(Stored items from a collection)
--------------------------------
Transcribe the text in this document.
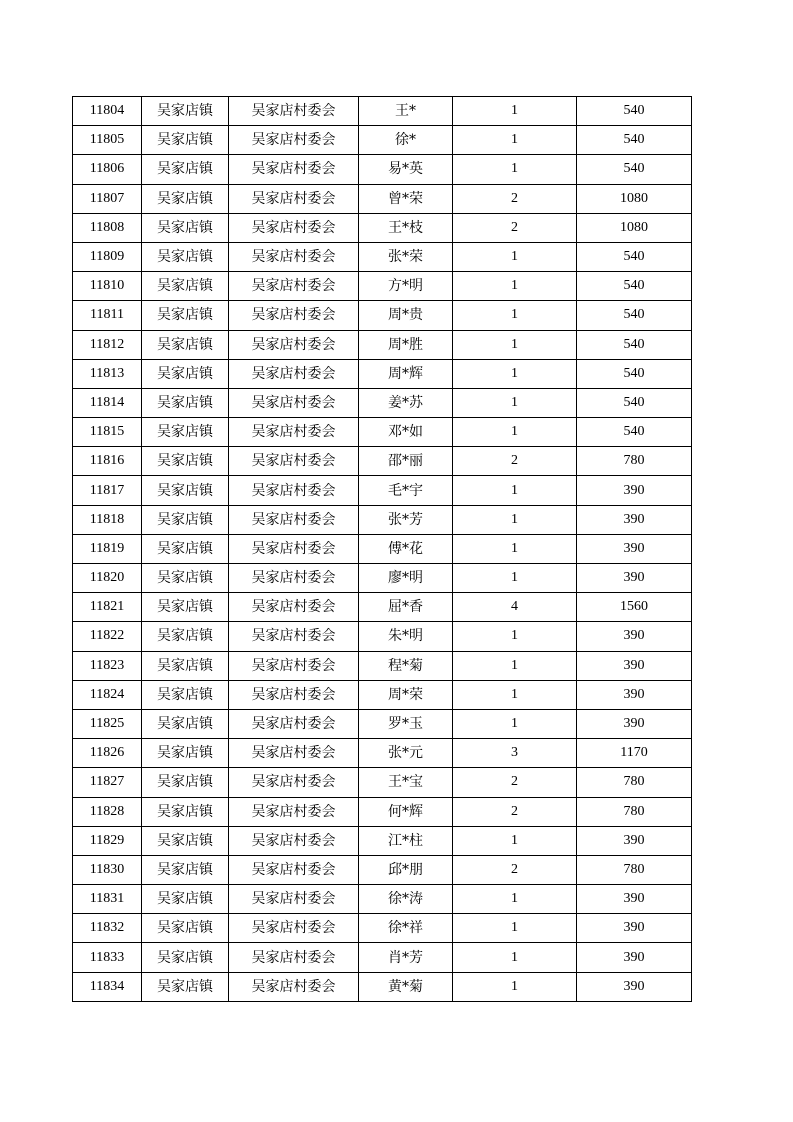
11804	吴家店镇	吴家店村委会	王*	1	540
11805	吴家店镇	吴家店村委会	徐*	1	540
11806	吴家店镇	吴家店村委会	易*英	1	540
11807	吴家店镇	吴家店村委会	曾*荣	2	1080
11808	吴家店镇	吴家店村委会	王*枝	2	1080
11809	吴家店镇	吴家店村委会	张*荣	1	540
11810	吴家店镇	吴家店村委会	方*明	1	540
11811	吴家店镇	吴家店村委会	周*贵	1	540
11812	吴家店镇	吴家店村委会	周*胜	1	540
11813	吴家店镇	吴家店村委会	周*辉	1	540
11814	吴家店镇	吴家店村委会	姜*苏	1	540
11815	吴家店镇	吴家店村委会	邓*如	1	540
11816	吴家店镇	吴家店村委会	邵*丽	2	780
11817	吴家店镇	吴家店村委会	毛*宇	1	390
11818	吴家店镇	吴家店村委会	张*芳	1	390
11819	吴家店镇	吴家店村委会	傅*花	1	390
11820	吴家店镇	吴家店村委会	廖*明	1	390
11821	吴家店镇	吴家店村委会	屈*香	4	1560
11822	吴家店镇	吴家店村委会	朱*明	1	390
11823	吴家店镇	吴家店村委会	程*菊	1	390
11824	吴家店镇	吴家店村委会	周*荣	1	390
11825	吴家店镇	吴家店村委会	罗*玉	1	390
11826	吴家店镇	吴家店村委会	张*元	3	1170
11827	吴家店镇	吴家店村委会	王*宝	2	780
11828	吴家店镇	吴家店村委会	何*辉	2	780
11829	吴家店镇	吴家店村委会	江*柱	1	390
11830	吴家店镇	吴家店村委会	邱*朋	2	780
11831	吴家店镇	吴家店村委会	徐*涛	1	390
11832	吴家店镇	吴家店村委会	徐*祥	1	390
11833	吴家店镇	吴家店村委会	肖*芳	1	390
11834	吴家店镇	吴家店村委会	黄*菊	1	390
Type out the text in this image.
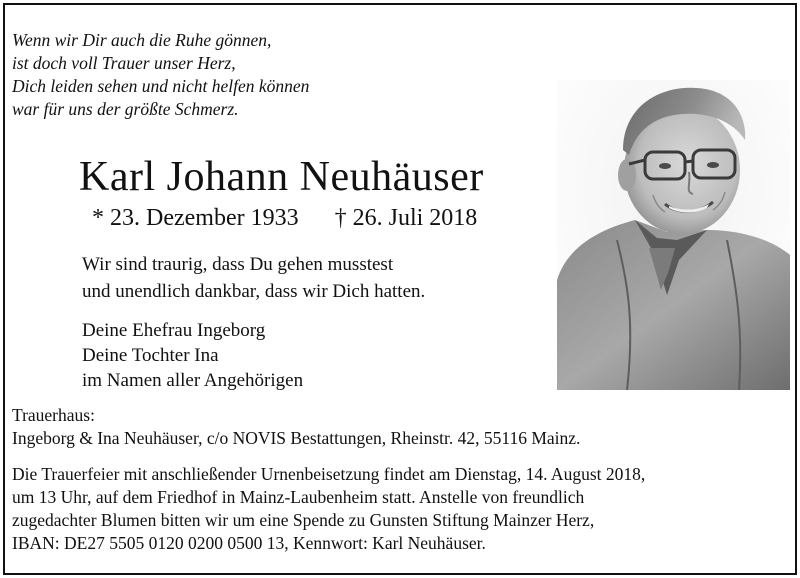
Wenn wir Dir auch die Ruhe gönnen,
ist doch voll Trauer unser Herz,
Dich leiden sehen und nicht helfen können
war für uns der größte Schmerz.
Karl Johann Neuhäuser
* 23. Dezember 1933 † 26. Juli 2018
Wir sind traurig, dass Du gehen musstest
und unendlich dankbar, dass wir Dich hatten.
Deine Ehefrau Ingeborg
Deine Tochter Ina
im Namen aller Angehörigen
Trauerhaus:
Ingeborg & Ina Neuhäuser, c/o NOVIS Bestattungen, Rheinstr. 42, 55116 Mainz.
Die Trauerfeier mit anschließender Urnenbeisetzung findet am Dienstag, 14. August 2018,
um 13 Uhr, auf dem Friedhof in Mainz-Laubenheim statt. Anstelle von freundlich
zugedachter Blumen bitten wir um eine Spende zu Gunsten Stiftung Mainzer Herz,
IBAN: DE27 5505 0120 0200 0500 13, Kennwort: Karl Neuhäuser.
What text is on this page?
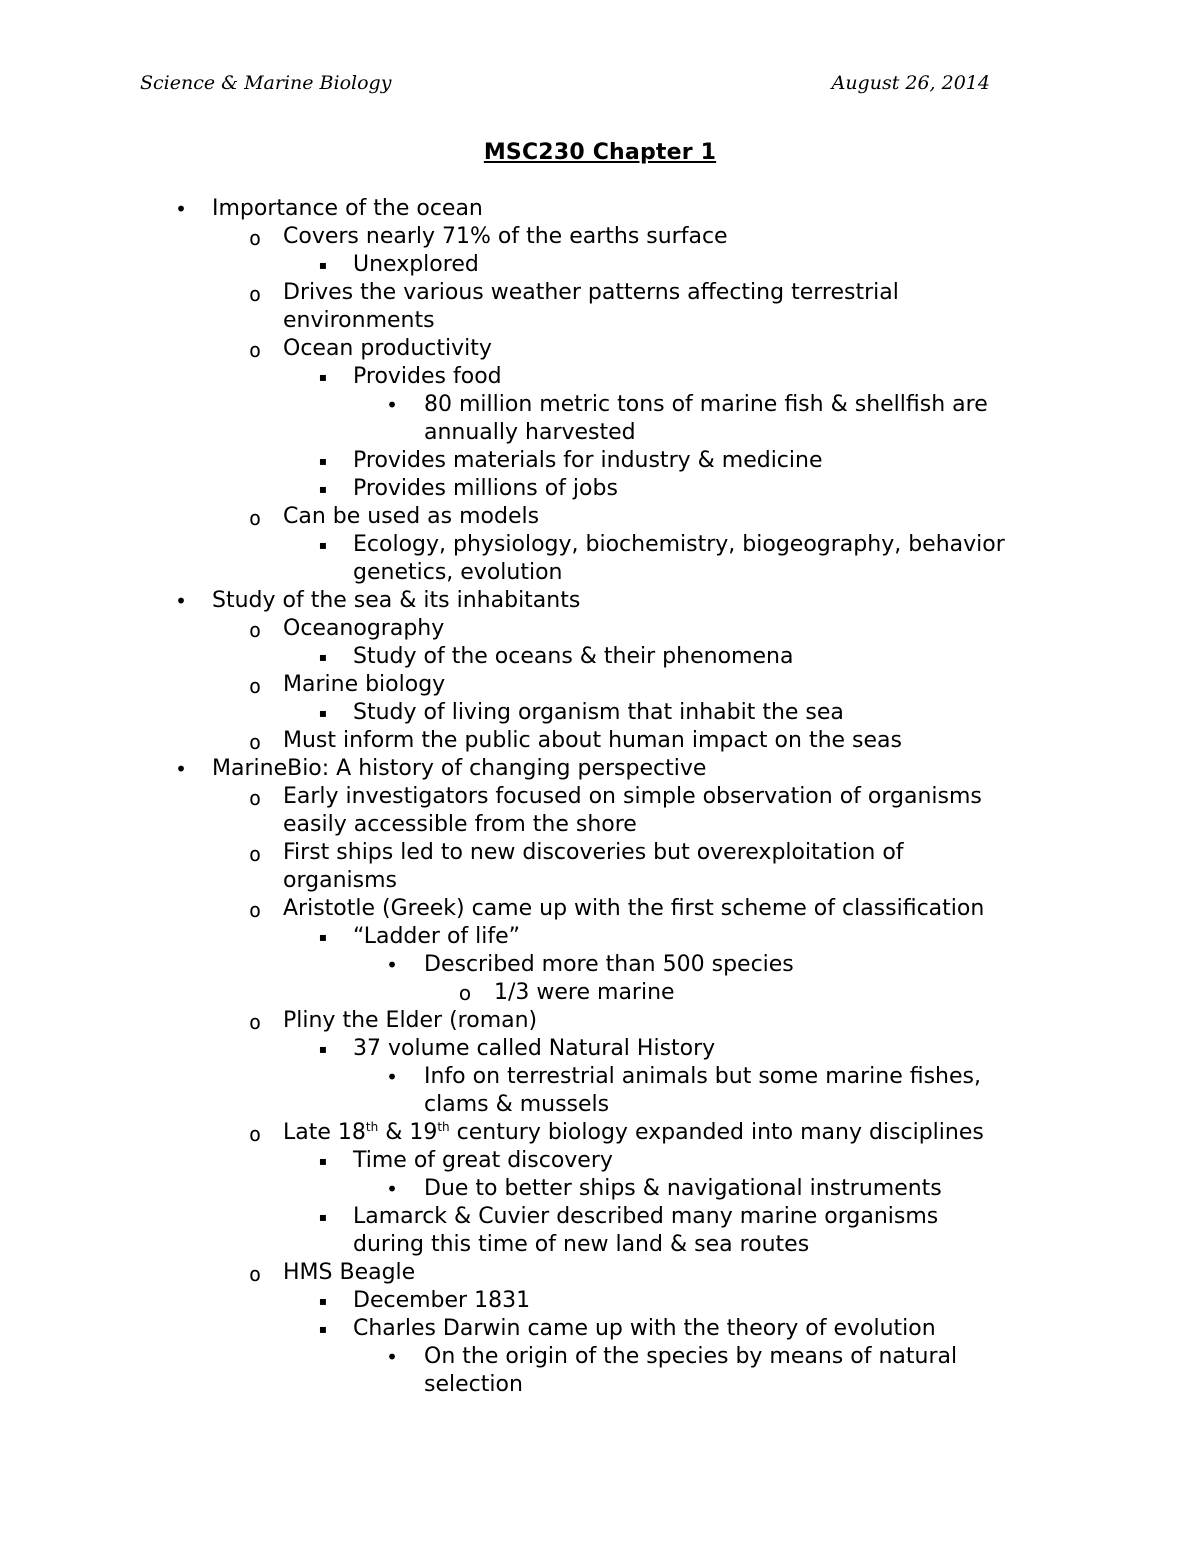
Science & Marine Biology	August 26, 2014
MSC230 Chapter 1
• Importance of the ocean
o Covers nearly 71% of the earths surface
▪	Unexplored
o Drives the various weather patterns affecting terrestrial
environments
o Ocean productivity
▪	Provides food
• 80 million metric tons of marine fish & shellfish are
annually harvested
▪	Provides materials for industry & medicine
▪	Provides millions of jobs
o Can be used as models
▪	Ecology, physiology, biochemistry, biogeography, behavior
genetics, evolution
• Study of the sea & its inhabitants
o Oceanography
▪	Study of the oceans & their phenomena
o Marine biology
▪	Study of living organism that inhabit the sea
o Must inform the public about human impact on the seas
• MarineBio: A history of changing perspective
o Early investigators focused on simple observation of organisms
easily accessible from the shore
o First ships led to new discoveries but overexploitation of
organisms
o Aristotle (Greek) came up with the first scheme of classification
▪	“Ladder of life”
• Described more than 500 species
o 1/3 were marine
o Pliny the Elder (roman)
▪	37 volume called Natural History
• Info on terrestrial animals but some marine fishes,
clams & mussels
o Late 18th & 19th century biology expanded into many disciplines
▪	Time of great discovery
• Due to better ships & navigational instruments
▪	Lamarck & Cuvier described many marine organisms
during this time of new land & sea routes
o HMS Beagle
▪	December 1831
▪	Charles Darwin came up with the theory of evolution
• On the origin of the species by means of natural
selection
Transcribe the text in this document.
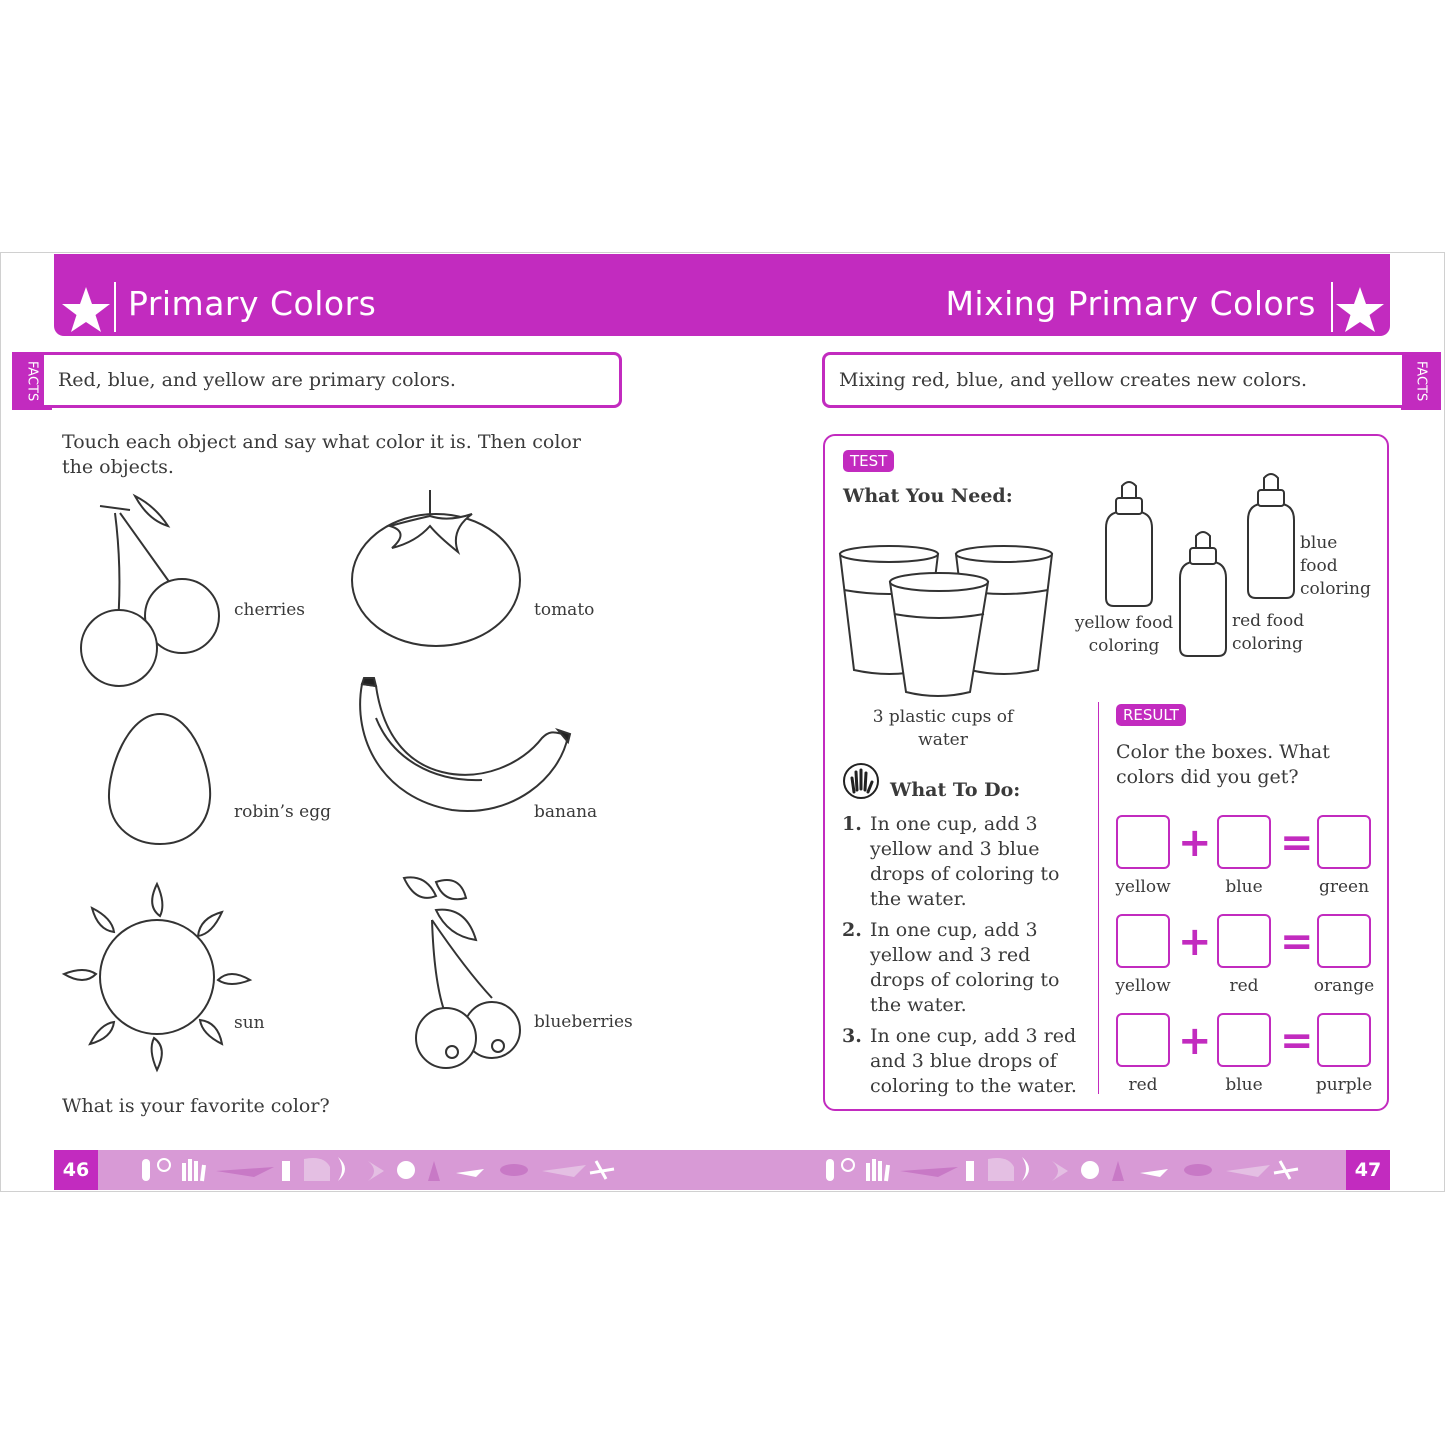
Primary Colors	Mixing Primary Colors
FACTS Red, blue, and yellow are primary colors.	FACTS
Mixing red, blue, and yellow creates new colors.
Touch each object and say what color it is. Then color the objects.
cherries	tomato
robin’s egg	banana
sun	blueberries
What is your favorite color?
TEST
What You Need:
3 plastic cups of water
yellow food coloring
red food coloring
blue food coloring
What To Do:
1. In one cup, add 3 yellow and 3 blue drops of coloring to the water.
2. In one cup, add 3 yellow and 3 red drops of coloring to the water.
3. In one cup, add 3 red and 3 blue drops of coloring to the water.
RESULT
Color the boxes. What colors did you get?
+ =
yellow	blue	green
+ =
yellow	red	orange
+ =
red	blue	purple
46	47
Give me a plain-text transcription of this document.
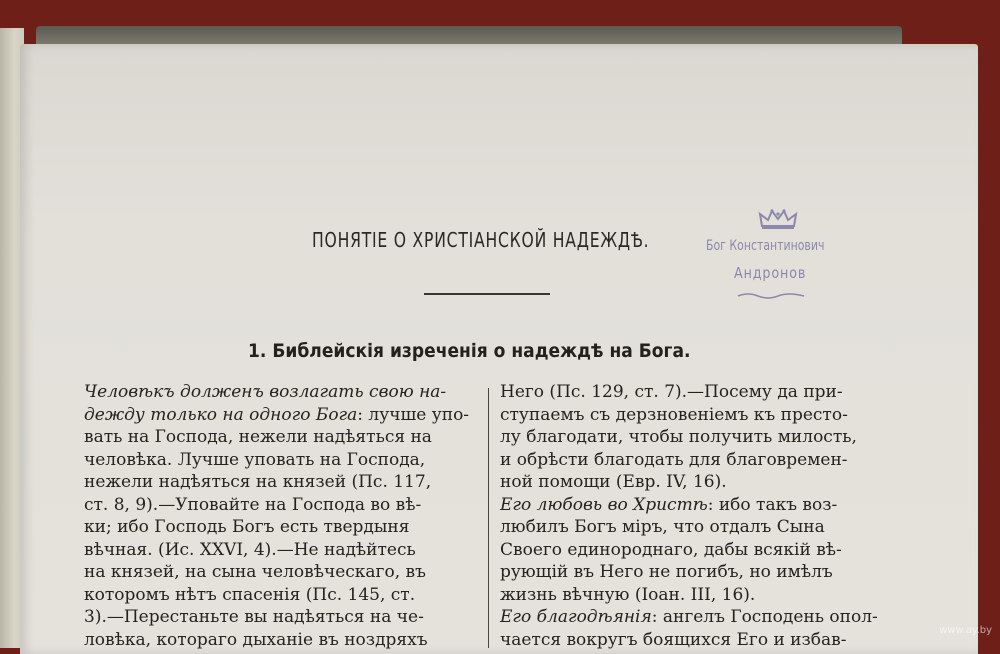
ПОНЯТІЕ О ХРИСТІАНСКОЙ НАДЕЖДѢ.	Бог Константинович
Андронов
1. Библейскія изреченія о надеждѣ на Бога.
Человѣкъ долженъ возлагать свою на-
дежду только на одного Бога: лучше упо-
вать на Господа, нежели надѣяться на
человѣка. Лучше уповать на Господа,
нежели надѣяться на князей (Пс. 117,
ст. 8, 9).—Уповайте на Господа во вѣ-
ки; ибо Господь Богъ есть твердыня
вѣчная. (Ис. XXVI, 4).—Не надѣйтесь
на князей, на сына человѣческаго, въ
которомъ нѣтъ спасенія (Пс. 145, ст.
3).—Перестаньте вы надѣяться на че-
ловѣка, котораго дыханіе въ ноздряхъ
Него (Пс. 129, ст. 7).—Посему да при-
ступаемъ съ дерзновеніемъ къ престо-
лу благодати, чтобы получить милость,
и обрѣсти благодать для благовремен-
ной помощи (Евр. IV, 16).
Его любовь во Христѣ: ибо такъ воз-
любилъ Богъ міръ, что отдалъ Сына
Своего единороднаго, дабы всякій вѣ-
рующій въ Него не погибъ, но имѣлъ
жизнь вѣчную (Іоан. III, 16).
Его благодѣянія: ангелъ Господень опол-
чается вокругъ боящихся Его и избав-	www.ay.by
--------------------------------
#### WORK REQUIRED:
Where a line of the material above holds the string "Provides", copy that line.

#### ANSWER TO THIS EXERCISE:
▪	Provides food
▪	Provides materials for industry & medicine
▪	Provides millions of jobs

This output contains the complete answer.